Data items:
________

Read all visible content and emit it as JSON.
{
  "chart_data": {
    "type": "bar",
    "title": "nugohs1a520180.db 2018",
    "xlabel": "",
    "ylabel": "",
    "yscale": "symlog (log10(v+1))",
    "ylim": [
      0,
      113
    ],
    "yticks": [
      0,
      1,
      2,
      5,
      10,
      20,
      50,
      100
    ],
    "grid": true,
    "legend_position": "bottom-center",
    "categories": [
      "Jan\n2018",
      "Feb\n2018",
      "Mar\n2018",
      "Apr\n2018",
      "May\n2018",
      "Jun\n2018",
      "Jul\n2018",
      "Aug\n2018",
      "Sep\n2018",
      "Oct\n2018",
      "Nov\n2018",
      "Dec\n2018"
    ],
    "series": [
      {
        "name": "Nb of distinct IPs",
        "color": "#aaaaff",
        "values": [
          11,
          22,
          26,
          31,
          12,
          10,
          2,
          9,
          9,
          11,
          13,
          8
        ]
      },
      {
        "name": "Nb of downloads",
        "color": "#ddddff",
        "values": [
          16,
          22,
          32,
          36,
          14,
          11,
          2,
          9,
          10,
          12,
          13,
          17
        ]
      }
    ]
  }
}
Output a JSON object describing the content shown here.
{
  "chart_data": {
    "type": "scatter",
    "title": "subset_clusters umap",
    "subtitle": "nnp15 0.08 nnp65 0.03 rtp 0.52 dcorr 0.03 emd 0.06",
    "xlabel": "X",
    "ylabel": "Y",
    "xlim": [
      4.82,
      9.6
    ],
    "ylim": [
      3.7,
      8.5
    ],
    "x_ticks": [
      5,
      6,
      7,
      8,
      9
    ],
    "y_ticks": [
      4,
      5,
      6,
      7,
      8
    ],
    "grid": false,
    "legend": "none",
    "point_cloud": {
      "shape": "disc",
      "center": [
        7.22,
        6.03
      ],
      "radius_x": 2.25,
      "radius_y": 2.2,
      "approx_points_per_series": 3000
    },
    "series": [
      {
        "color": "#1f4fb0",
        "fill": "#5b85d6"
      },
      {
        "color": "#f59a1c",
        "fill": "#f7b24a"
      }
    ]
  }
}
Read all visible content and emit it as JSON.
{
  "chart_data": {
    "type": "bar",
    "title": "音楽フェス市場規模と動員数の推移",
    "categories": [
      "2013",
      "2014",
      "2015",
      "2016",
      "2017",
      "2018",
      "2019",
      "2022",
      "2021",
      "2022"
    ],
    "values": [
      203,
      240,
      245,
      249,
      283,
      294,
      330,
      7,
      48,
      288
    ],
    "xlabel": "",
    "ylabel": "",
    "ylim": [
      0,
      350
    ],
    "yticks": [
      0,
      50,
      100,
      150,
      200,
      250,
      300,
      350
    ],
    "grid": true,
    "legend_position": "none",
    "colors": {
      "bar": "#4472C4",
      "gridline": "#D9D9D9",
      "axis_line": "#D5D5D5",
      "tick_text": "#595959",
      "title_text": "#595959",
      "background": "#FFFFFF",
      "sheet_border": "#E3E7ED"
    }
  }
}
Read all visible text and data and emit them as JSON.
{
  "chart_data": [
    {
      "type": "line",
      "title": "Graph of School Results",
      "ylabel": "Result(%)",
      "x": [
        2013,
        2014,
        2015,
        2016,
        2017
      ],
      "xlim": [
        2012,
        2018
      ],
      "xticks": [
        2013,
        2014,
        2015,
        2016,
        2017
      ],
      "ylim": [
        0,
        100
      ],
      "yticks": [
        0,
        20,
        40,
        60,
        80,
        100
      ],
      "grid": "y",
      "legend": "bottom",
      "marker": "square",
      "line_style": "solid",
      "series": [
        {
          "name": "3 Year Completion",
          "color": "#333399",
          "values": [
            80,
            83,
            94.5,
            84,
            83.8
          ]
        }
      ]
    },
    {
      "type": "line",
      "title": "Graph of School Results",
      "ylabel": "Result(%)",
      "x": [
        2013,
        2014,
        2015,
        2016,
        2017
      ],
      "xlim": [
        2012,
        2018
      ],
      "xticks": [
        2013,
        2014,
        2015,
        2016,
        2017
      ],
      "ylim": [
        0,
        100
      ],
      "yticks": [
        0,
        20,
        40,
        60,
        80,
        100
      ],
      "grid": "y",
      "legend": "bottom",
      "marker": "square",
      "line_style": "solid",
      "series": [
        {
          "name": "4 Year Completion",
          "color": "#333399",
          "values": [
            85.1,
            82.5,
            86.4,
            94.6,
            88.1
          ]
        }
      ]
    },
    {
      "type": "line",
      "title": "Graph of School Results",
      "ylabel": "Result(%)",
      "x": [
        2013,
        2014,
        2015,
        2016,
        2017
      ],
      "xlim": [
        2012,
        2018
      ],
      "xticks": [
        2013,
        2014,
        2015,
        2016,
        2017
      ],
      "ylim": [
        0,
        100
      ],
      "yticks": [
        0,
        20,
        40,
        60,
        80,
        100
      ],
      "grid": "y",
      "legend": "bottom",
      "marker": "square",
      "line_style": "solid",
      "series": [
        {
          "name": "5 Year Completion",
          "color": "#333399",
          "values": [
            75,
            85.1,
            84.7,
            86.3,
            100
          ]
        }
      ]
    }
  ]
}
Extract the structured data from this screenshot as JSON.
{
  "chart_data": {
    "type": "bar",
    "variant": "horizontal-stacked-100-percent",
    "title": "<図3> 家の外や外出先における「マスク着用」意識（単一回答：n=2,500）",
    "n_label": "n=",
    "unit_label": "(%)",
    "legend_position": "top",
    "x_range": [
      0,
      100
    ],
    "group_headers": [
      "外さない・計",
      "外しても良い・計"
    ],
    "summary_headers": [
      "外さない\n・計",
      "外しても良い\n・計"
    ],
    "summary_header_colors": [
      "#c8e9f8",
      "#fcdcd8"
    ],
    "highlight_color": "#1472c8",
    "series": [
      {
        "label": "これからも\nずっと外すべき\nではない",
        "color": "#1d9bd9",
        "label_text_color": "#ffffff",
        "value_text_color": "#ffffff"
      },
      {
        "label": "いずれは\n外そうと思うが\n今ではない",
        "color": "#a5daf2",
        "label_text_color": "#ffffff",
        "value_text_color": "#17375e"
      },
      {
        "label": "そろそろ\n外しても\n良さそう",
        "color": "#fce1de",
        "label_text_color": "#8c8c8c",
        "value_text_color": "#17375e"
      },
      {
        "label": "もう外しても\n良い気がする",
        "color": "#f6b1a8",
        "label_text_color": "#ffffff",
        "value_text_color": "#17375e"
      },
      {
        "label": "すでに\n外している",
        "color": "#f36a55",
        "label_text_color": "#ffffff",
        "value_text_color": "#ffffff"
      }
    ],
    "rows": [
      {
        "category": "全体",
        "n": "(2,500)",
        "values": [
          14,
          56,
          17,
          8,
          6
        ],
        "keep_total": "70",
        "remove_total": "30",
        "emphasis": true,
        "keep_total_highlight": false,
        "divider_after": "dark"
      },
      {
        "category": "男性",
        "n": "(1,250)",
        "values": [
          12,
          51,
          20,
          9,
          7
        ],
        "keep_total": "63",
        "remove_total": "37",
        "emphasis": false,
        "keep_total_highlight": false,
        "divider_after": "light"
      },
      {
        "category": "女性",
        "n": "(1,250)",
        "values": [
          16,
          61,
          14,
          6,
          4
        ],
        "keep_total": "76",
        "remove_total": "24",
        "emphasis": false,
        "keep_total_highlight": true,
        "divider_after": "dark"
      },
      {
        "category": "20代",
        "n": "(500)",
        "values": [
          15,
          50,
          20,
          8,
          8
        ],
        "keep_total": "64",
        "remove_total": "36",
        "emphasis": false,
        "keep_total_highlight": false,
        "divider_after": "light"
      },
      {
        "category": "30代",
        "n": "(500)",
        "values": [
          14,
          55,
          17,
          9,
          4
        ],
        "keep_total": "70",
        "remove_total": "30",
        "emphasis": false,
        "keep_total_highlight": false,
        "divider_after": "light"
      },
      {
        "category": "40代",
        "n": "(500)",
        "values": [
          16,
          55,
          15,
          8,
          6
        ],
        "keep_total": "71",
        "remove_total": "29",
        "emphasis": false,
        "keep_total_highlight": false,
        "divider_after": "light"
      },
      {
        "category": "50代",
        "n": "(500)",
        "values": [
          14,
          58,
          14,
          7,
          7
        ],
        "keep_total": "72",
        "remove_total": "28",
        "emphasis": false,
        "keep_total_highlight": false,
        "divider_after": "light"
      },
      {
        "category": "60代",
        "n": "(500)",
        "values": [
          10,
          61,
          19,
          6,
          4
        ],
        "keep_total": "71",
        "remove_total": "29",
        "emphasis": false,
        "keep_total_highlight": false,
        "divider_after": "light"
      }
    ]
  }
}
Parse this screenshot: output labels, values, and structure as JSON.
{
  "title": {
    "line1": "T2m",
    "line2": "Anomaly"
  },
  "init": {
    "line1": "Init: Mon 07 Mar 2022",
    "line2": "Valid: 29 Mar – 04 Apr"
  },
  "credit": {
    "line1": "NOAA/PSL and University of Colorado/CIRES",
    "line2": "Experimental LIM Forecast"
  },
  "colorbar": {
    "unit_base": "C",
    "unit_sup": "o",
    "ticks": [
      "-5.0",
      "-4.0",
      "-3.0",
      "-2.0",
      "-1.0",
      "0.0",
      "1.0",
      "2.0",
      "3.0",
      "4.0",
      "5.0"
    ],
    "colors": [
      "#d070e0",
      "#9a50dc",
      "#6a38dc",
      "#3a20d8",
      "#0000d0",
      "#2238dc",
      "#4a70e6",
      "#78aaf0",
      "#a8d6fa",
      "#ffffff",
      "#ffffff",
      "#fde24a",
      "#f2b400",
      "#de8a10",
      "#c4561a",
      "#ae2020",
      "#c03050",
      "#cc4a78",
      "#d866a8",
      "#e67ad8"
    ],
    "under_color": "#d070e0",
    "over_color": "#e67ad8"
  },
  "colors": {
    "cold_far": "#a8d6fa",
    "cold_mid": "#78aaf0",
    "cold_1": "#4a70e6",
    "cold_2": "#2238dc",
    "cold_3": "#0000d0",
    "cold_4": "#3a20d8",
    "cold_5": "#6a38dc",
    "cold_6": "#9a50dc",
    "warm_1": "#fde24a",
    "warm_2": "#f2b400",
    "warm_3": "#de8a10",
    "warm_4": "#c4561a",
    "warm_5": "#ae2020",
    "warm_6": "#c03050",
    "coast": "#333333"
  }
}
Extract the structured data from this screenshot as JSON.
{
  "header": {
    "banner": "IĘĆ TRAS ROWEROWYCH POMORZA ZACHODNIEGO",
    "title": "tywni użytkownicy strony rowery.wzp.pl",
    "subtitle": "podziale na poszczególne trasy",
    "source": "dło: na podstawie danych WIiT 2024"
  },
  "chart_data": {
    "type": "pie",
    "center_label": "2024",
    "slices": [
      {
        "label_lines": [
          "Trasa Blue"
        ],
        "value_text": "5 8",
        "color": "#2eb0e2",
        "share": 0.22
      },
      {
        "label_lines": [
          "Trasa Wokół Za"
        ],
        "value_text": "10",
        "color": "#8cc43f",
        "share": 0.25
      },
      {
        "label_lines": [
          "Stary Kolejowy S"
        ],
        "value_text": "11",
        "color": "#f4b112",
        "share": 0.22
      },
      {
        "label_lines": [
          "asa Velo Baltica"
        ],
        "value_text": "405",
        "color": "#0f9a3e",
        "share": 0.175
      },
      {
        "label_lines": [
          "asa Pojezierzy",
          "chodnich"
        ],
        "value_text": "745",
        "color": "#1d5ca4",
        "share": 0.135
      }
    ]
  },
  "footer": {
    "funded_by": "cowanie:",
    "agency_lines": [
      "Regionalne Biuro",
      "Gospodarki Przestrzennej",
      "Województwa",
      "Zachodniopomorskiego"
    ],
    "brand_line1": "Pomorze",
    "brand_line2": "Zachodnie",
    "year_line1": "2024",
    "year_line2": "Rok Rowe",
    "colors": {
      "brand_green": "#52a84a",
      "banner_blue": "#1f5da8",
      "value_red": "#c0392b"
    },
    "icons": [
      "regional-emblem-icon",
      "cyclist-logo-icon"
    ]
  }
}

________

Report only the number of lines in the data above that contain "subtitle".

## Complete output
2